The problem — Retype each entry below, keeping every character the same.

Data entries —
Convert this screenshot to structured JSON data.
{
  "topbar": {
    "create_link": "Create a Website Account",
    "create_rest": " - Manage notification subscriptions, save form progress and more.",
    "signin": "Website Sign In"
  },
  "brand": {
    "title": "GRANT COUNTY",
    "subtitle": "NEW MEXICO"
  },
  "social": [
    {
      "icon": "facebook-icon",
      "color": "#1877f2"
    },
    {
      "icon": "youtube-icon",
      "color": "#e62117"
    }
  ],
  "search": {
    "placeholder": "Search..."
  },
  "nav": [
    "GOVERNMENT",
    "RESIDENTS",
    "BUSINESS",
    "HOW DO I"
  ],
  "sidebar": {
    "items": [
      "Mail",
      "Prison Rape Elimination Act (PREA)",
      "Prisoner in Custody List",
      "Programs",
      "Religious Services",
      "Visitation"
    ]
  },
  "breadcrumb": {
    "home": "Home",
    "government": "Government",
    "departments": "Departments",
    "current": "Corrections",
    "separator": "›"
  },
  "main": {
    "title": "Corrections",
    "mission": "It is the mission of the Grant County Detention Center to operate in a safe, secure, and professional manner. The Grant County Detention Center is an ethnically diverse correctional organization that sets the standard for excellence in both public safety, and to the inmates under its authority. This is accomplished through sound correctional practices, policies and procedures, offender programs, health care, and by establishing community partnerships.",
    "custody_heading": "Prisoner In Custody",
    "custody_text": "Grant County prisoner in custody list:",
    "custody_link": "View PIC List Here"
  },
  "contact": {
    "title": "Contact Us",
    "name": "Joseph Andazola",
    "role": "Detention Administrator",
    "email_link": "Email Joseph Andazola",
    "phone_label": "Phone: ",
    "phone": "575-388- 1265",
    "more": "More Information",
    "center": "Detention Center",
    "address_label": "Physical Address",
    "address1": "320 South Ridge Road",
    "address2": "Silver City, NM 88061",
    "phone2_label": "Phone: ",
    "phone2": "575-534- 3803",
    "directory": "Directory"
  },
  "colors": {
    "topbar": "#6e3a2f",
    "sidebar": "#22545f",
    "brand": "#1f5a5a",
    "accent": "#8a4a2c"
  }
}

Exercise answer —
Convert this screenshot to structured JSON data.
{
  "topbar": {
    "create_link": "Create a Website Account",
    "create_rest": " - Manage notification subscriptions, save form progress and more.",
    "signin": "Website Sign In"
  },
  "brand": {
    "title": "GRANT COUNTY",
    "subtitle": "NEW MEXICO"
  },
  "social": [
    {
      "icon": "facebook-icon",
      "color": "#1877f2"
    },
    {
      "icon": "youtube-icon",
      "color": "#e62117"
    }
  ],
  "search": {
    "placeholder": "Search..."
  },
  "nav": [
    "GOVERNMENT",
    "RESIDENTS",
    "BUSINESS",
    "HOW DO I"
  ],
  "sidebar": {
    "items": [
      "Mail",
      "Prison Rape Elimination Act (PREA)",
      "Prisoner in Custody List",
      "Programs",
      "Religious Services",
      "Visitation"
    ]
  },
  "breadcrumb": {
    "home": "Home",
    "government": "Government",
    "departments": "Departments",
    "current": "Corrections",
    "separator": "›"
  },
  "main": {
    "title": "Corrections",
    "mission": "It is the mission of the Grant County Detention Center to operate in a safe, secure, and professional manner. The Grant County Detention Center is an ethnically diverse correctional organization that sets the standard for excellence in both public safety, and to the inmates under its authority. This is accomplished through sound correctional practices, policies and procedures, offender programs, health care, and by establishing community partnerships.",
    "custody_heading": "Prisoner In Custody",
    "custody_text": "Grant County prisoner in custody list:",
    "custody_link": "View PIC List Here"
  },
  "contact": {
    "title": "Contact Us",
    "name": "Joseph Andazola",
    "role": "Detention Administrator",
    "email_link": "Email Joseph Andazola",
    "phone_label": "Phone: ",
    "phone": "575-388- 1265",
    "more": "More Information",
    "center": "Detention Center",
    "address_label": "Physical Address",
    "address1": "320 South Ridge Road",
    "address2": "Silver City, NM 88061",
    "phone2_label": "Phone: ",
    "phone2": "575-534- 3803",
    "directory": "Directory"
  },
  "colors": {
    "topbar": "#6e3a2f",
    "sidebar": "#22545f",
    "brand": "#1f5a5a",
    "accent": "#8a4a2c"
  }
}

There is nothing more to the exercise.